*** Information shown ***

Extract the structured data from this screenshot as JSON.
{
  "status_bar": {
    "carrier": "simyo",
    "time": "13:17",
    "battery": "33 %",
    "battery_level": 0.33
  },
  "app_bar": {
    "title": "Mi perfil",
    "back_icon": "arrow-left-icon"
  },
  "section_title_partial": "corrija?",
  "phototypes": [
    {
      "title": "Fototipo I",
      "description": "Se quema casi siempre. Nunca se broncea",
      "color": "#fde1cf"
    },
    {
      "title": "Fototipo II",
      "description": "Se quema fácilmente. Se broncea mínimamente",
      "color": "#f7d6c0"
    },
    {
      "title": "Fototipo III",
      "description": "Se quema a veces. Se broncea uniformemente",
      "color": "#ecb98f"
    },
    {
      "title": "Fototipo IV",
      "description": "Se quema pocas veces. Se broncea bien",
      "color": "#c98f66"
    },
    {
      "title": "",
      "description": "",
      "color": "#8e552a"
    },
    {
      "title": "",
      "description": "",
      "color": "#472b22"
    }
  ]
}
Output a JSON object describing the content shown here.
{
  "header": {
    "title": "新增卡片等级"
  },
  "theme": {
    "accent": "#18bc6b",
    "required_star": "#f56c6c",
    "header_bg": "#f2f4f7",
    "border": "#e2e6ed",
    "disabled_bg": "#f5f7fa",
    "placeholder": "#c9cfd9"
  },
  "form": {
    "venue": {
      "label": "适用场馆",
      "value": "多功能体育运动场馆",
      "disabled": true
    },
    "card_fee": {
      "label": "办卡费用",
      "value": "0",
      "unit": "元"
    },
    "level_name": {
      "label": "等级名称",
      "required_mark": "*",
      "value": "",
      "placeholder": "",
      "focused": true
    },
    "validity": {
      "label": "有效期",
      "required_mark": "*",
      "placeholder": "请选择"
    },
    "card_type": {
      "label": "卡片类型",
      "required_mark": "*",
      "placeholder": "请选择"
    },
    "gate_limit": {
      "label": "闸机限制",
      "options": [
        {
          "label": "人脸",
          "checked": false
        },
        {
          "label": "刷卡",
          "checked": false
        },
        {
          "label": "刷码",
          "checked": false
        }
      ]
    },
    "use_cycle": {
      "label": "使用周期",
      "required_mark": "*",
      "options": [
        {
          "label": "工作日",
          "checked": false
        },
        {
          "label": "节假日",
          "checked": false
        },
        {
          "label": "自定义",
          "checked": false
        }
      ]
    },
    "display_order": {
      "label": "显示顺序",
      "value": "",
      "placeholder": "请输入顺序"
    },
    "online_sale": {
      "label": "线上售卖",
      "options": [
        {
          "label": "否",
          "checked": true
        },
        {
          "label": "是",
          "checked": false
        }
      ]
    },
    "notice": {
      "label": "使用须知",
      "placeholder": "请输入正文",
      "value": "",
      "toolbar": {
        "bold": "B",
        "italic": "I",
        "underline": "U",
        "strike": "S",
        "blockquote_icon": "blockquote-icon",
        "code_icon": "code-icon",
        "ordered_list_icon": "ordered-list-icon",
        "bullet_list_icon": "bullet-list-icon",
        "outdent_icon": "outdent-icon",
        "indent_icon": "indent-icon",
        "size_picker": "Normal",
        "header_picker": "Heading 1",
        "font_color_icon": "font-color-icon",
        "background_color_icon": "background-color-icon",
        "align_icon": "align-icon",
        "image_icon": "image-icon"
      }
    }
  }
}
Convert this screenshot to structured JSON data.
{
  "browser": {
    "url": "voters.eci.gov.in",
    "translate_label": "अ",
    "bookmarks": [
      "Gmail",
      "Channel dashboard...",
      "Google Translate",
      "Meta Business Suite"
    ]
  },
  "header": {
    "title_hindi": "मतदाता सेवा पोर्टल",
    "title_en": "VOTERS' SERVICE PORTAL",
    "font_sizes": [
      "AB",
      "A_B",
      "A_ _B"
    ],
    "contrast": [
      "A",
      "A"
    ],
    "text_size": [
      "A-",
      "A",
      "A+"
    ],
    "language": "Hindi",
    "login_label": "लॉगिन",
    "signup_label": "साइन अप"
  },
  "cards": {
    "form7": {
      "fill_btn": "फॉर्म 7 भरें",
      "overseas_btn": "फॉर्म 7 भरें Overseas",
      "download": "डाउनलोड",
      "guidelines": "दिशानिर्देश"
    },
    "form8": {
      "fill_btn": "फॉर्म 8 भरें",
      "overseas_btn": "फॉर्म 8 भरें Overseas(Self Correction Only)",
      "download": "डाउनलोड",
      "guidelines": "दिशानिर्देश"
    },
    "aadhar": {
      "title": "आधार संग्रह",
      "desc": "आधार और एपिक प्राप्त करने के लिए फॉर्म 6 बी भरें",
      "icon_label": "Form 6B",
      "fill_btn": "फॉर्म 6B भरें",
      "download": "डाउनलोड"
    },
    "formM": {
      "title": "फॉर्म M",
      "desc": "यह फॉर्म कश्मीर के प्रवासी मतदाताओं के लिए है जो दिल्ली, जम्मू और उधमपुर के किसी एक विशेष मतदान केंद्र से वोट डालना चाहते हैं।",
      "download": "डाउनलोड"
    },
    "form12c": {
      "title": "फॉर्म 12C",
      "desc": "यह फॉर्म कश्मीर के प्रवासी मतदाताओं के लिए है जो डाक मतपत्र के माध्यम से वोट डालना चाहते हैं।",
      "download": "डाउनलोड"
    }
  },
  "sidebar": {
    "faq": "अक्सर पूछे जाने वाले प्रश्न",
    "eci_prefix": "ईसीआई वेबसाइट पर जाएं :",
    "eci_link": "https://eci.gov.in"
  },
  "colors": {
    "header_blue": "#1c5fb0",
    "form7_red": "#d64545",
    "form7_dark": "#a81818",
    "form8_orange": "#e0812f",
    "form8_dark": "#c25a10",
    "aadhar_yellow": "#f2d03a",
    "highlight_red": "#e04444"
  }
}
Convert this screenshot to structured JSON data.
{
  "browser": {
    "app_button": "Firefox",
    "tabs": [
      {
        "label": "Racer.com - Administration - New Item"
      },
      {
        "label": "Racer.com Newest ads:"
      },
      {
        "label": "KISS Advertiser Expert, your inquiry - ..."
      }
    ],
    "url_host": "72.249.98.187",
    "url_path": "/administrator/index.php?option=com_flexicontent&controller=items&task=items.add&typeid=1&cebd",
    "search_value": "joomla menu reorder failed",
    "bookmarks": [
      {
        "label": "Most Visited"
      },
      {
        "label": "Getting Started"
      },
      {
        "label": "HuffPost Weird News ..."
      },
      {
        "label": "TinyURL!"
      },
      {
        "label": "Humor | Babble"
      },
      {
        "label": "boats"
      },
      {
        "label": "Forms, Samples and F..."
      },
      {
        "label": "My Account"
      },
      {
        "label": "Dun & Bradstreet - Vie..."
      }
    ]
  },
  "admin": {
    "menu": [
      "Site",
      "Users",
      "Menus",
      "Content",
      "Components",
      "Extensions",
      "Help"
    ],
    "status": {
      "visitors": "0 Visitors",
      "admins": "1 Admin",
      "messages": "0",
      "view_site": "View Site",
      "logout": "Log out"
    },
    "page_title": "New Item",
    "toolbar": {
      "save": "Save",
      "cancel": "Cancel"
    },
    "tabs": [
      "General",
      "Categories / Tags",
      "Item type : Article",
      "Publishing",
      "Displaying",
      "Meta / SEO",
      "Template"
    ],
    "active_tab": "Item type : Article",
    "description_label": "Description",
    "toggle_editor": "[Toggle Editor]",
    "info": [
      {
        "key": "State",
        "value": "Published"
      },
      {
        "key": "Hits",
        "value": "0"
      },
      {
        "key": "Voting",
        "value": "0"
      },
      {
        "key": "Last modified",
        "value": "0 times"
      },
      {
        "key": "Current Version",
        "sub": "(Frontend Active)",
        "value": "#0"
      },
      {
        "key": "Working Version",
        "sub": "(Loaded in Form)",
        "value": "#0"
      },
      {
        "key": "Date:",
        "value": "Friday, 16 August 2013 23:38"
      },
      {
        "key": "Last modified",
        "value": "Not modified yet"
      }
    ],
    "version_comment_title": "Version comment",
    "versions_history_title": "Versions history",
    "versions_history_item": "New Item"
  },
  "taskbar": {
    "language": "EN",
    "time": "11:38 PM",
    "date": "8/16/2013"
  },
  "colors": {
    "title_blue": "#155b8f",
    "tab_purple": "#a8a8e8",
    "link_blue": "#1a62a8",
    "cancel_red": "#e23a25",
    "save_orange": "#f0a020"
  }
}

***

Copy each line containing the word "list" from the data.

        "ordered_list_icon": "ordered-list-icon",
        "bullet_list_icon": "bullet-list-icon",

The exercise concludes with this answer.